## TASK OBJECTIVE
Look through the records below, count the lines with the word "this", and reply with only the number.

[Excerpt from a dataset]
• • • •

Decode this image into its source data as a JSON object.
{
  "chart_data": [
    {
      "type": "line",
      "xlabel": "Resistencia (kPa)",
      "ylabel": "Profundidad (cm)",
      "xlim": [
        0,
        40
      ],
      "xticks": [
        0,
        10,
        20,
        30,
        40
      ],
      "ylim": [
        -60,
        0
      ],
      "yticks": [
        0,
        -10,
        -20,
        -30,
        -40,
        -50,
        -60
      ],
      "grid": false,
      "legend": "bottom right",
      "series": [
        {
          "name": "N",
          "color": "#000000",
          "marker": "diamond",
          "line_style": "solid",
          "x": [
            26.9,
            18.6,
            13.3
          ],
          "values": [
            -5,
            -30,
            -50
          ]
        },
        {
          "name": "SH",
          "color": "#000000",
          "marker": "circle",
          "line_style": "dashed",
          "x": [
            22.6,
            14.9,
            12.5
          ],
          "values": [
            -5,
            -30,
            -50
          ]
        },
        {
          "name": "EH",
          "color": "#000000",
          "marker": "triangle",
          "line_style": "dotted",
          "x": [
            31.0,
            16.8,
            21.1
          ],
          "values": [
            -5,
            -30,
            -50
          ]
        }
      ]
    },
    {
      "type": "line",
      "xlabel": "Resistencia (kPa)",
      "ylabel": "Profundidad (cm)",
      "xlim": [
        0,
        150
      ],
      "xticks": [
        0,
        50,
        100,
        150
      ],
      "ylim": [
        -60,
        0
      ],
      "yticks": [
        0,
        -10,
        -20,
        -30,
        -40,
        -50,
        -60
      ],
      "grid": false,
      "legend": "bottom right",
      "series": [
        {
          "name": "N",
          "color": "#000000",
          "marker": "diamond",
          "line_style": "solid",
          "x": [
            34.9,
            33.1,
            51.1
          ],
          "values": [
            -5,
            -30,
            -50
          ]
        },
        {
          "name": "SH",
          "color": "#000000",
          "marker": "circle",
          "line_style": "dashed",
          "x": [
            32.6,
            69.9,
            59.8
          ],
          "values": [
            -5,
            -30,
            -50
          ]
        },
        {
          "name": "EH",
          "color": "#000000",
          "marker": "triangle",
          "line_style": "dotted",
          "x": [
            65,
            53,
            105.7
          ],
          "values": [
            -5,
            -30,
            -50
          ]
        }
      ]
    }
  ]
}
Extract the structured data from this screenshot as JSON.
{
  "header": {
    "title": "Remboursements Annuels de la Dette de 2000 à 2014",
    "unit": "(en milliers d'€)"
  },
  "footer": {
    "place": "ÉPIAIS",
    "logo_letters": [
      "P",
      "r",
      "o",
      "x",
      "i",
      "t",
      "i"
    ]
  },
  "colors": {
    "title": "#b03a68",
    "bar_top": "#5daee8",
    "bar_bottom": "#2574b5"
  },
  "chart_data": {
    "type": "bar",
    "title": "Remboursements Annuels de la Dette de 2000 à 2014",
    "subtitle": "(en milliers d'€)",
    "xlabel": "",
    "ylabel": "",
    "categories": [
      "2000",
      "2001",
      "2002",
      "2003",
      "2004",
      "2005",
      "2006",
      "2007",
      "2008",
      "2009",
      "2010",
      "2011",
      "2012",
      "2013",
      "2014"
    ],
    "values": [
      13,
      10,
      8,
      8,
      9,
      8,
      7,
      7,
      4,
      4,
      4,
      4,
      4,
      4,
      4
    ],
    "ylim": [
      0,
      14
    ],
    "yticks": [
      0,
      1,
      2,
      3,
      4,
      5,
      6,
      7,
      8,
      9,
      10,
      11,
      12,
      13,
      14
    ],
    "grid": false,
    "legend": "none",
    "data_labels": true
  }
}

• • • •

## ANSWER
2